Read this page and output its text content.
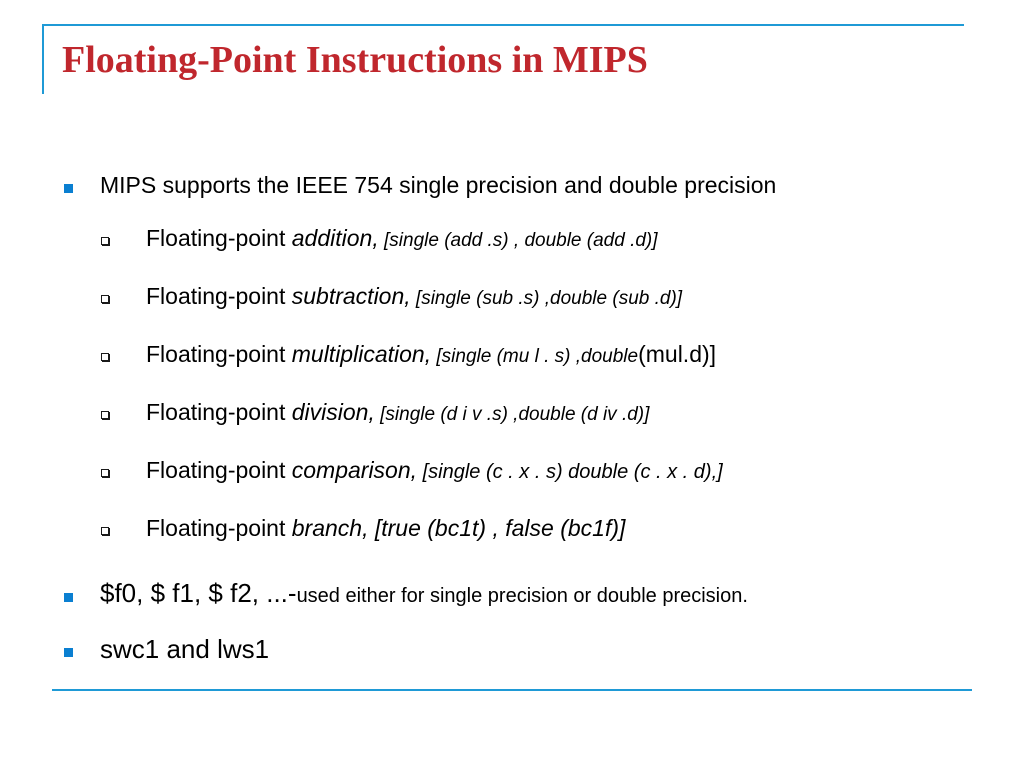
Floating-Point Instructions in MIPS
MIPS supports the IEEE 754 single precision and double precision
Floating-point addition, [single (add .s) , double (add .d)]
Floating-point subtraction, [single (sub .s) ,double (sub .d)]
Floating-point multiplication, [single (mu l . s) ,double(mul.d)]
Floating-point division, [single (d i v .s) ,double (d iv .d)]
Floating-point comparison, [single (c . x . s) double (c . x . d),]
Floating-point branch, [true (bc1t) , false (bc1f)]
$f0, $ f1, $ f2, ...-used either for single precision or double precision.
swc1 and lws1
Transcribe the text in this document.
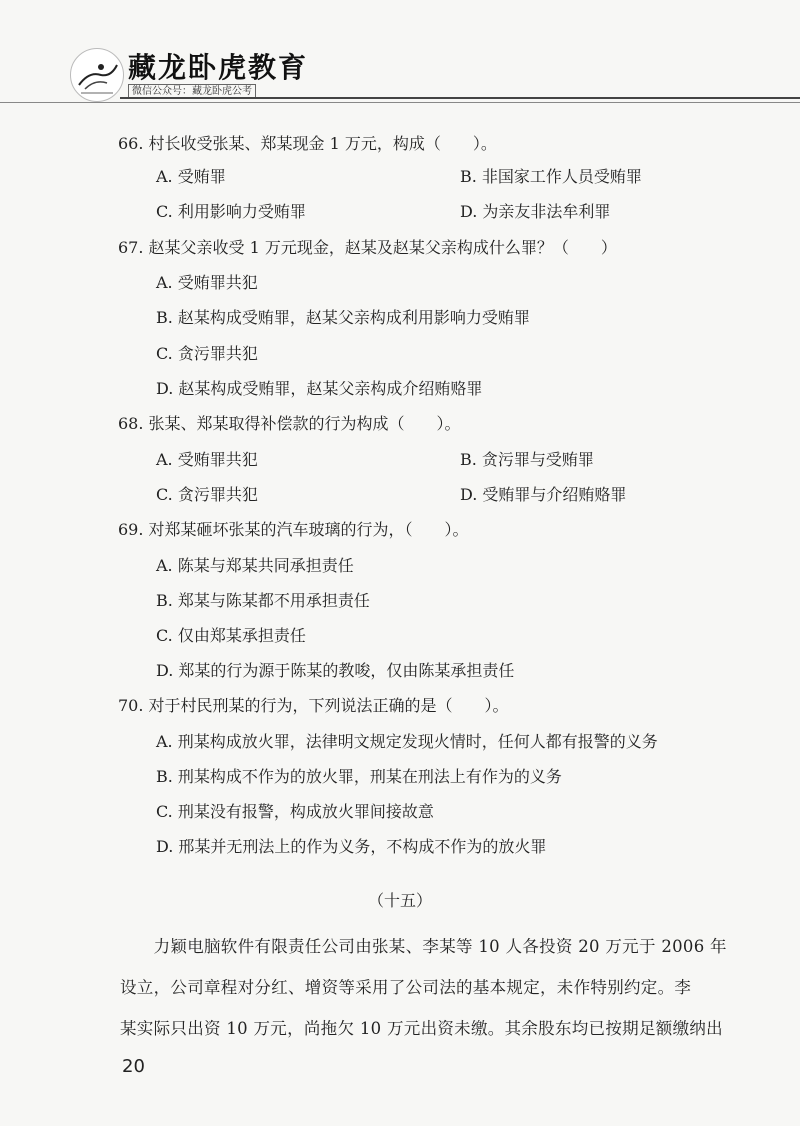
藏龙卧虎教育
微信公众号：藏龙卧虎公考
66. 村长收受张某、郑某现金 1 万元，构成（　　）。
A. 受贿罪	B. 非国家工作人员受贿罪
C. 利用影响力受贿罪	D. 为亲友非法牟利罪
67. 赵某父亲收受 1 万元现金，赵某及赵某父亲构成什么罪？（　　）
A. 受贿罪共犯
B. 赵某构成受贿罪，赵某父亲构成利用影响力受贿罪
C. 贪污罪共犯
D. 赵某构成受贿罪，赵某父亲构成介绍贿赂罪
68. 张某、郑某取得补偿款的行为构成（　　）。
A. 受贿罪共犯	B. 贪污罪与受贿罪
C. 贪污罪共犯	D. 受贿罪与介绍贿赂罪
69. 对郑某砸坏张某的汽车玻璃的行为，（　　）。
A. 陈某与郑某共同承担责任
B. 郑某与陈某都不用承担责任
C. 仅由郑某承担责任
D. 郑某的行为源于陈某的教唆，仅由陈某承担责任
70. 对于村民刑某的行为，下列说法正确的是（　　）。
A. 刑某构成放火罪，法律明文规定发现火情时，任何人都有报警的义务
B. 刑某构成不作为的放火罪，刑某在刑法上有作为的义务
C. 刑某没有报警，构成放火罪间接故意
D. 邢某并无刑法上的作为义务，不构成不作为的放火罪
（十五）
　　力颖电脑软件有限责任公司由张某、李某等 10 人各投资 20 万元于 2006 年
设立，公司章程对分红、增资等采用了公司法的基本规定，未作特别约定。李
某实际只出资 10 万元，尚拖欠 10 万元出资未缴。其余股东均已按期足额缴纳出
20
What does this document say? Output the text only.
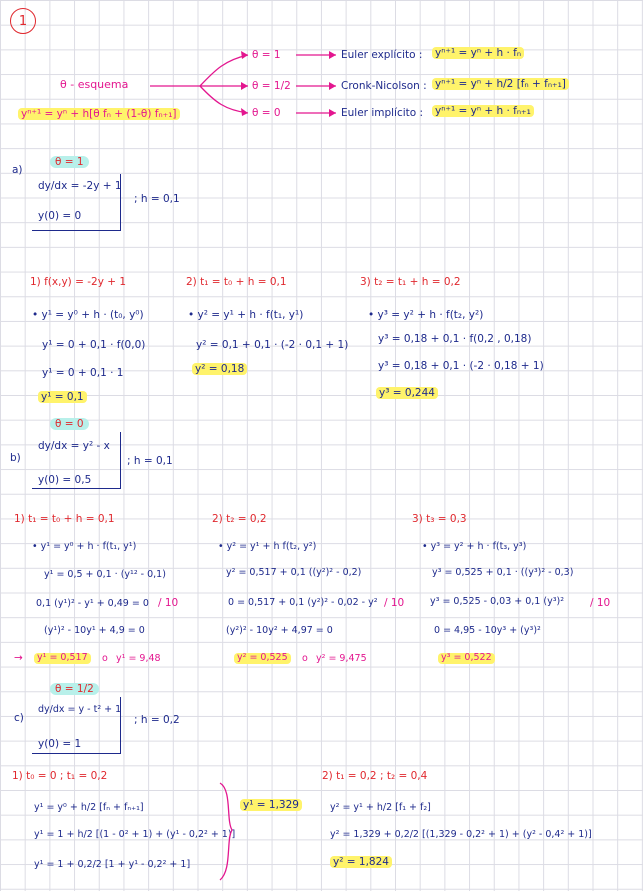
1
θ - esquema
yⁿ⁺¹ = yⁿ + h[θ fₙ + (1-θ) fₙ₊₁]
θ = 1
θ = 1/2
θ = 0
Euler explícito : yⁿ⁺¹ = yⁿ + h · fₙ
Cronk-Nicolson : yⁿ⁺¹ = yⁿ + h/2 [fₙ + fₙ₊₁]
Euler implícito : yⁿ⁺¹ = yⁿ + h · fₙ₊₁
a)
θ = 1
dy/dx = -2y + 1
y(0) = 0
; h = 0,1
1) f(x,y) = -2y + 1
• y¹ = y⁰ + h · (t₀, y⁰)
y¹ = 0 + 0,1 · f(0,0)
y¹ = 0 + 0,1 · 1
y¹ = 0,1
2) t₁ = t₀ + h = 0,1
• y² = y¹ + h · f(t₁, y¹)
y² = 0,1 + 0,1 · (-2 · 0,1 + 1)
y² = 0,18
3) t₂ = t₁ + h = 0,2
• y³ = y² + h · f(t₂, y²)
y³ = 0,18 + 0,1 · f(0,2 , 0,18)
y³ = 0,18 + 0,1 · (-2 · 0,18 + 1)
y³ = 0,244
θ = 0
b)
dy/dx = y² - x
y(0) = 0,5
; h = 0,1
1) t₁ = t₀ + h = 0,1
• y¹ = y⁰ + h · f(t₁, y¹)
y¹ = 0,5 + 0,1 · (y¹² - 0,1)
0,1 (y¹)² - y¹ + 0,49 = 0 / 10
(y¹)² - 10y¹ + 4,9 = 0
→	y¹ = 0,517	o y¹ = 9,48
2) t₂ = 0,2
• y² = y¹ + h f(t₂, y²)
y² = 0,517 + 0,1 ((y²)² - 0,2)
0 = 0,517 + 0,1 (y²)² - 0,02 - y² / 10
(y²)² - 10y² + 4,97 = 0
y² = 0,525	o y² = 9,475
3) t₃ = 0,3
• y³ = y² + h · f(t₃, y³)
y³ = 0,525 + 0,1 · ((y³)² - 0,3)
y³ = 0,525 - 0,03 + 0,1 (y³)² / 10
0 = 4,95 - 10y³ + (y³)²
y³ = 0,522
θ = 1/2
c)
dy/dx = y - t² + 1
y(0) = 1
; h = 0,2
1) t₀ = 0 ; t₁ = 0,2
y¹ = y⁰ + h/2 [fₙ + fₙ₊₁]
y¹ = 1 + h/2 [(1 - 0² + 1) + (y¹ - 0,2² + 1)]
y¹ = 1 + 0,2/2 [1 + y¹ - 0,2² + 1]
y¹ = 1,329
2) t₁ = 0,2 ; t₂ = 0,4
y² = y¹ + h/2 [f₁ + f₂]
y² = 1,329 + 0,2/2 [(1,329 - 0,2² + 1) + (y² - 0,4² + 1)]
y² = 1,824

----------------

- EXERCISE OBJECTIVE
Return, unchanged, the lines from the one containing "Transcribe the text in this document." down to the end of the entries above, inclusive. Images are left out.

- COMPLETE RESPONSE
Transcribe the text in this document.
藏龙卧虎教育
微信公众号：藏龙卧虎公考
66. 村长收受张某、郑某现金 1 万元，构成（　　）。
A. 受贿罪	B. 非国家工作人员受贿罪
C. 利用影响力受贿罪	D. 为亲友非法牟利罪
67. 赵某父亲收受 1 万元现金，赵某及赵某父亲构成什么罪？（　　）
A. 受贿罪共犯
B. 赵某构成受贿罪，赵某父亲构成利用影响力受贿罪
C. 贪污罪共犯
D. 赵某构成受贿罪，赵某父亲构成介绍贿赂罪
68. 张某、郑某取得补偿款的行为构成（　　）。
A. 受贿罪共犯	B. 贪污罪与受贿罪
C. 贪污罪共犯	D. 受贿罪与介绍贿赂罪
69. 对郑某砸坏张某的汽车玻璃的行为，（　　）。
A. 陈某与郑某共同承担责任
B. 郑某与陈某都不用承担责任
C. 仅由郑某承担责任
D. 郑某的行为源于陈某的教唆，仅由陈某承担责任
70. 对于村民刑某的行为，下列说法正确的是（　　）。
A. 刑某构成放火罪，法律明文规定发现火情时，任何人都有报警的义务
B. 刑某构成不作为的放火罪，刑某在刑法上有作为的义务
C. 刑某没有报警，构成放火罪间接故意
D. 邢某并无刑法上的作为义务，不构成不作为的放火罪
（十五）
　　力颖电脑软件有限责任公司由张某、李某等 10 人各投资 20 万元于 2006 年
设立，公司章程对分红、增资等采用了公司法的基本规定，未作特别约定。李
某实际只出资 10 万元，尚拖欠 10 万元出资未缴。其余股东均已按期足额缴纳出
20
What does this document say? Output the text only.
1
θ - esquema
yⁿ⁺¹ = yⁿ + h[θ fₙ + (1-θ) fₙ₊₁]
θ = 1
θ = 1/2
θ = 0
Euler explícito : yⁿ⁺¹ = yⁿ + h · fₙ
Cronk-Nicolson : yⁿ⁺¹ = yⁿ + h/2 [fₙ + fₙ₊₁]
Euler implícito : yⁿ⁺¹ = yⁿ + h · fₙ₊₁
a)
θ = 1
dy/dx = -2y + 1
y(0) = 0
; h = 0,1
1) f(x,y) = -2y + 1
• y¹ = y⁰ + h · (t₀, y⁰)
y¹ = 0 + 0,1 · f(0,0)
y¹ = 0 + 0,1 · 1
y¹ = 0,1
2) t₁ = t₀ + h = 0,1
• y² = y¹ + h · f(t₁, y¹)
y² = 0,1 + 0,1 · (-2 · 0,1 + 1)
y² = 0,18
3) t₂ = t₁ + h = 0,2
• y³ = y² + h · f(t₂, y²)
y³ = 0,18 + 0,1 · f(0,2 , 0,18)
y³ = 0,18 + 0,1 · (-2 · 0,18 + 1)
y³ = 0,244
θ = 0
b)
dy/dx = y² - x
y(0) = 0,5
; h = 0,1
1) t₁ = t₀ + h = 0,1
• y¹ = y⁰ + h · f(t₁, y¹)
y¹ = 0,5 + 0,1 · (y¹² - 0,1)
0,1 (y¹)² - y¹ + 0,49 = 0 / 10
(y¹)² - 10y¹ + 4,9 = 0
→	y¹ = 0,517	o y¹ = 9,48
2) t₂ = 0,2
• y² = y¹ + h f(t₂, y²)
y² = 0,517 + 0,1 ((y²)² - 0,2)
0 = 0,517 + 0,1 (y²)² - 0,02 - y² / 10
(y²)² - 10y² + 4,97 = 0
y² = 0,525	o y² = 9,475
3) t₃ = 0,3
• y³ = y² + h · f(t₃, y³)
y³ = 0,525 + 0,1 · ((y³)² - 0,3)
y³ = 0,525 - 0,03 + 0,1 (y³)² / 10
0 = 4,95 - 10y³ + (y³)²
y³ = 0,522
θ = 1/2
c)
dy/dx = y - t² + 1
y(0) = 1
; h = 0,2
1) t₀ = 0 ; t₁ = 0,2
y¹ = y⁰ + h/2 [fₙ + fₙ₊₁]
y¹ = 1 + h/2 [(1 - 0² + 1) + (y¹ - 0,2² + 1)]
y¹ = 1 + 0,2/2 [1 + y¹ - 0,2² + 1]
y¹ = 1,329
2) t₁ = 0,2 ; t₂ = 0,4
y² = y¹ + h/2 [f₁ + f₂]
y² = 1,329 + 0,2/2 [(1,329 - 0,2² + 1) + (y² - 0,4² + 1)]
y² = 1,824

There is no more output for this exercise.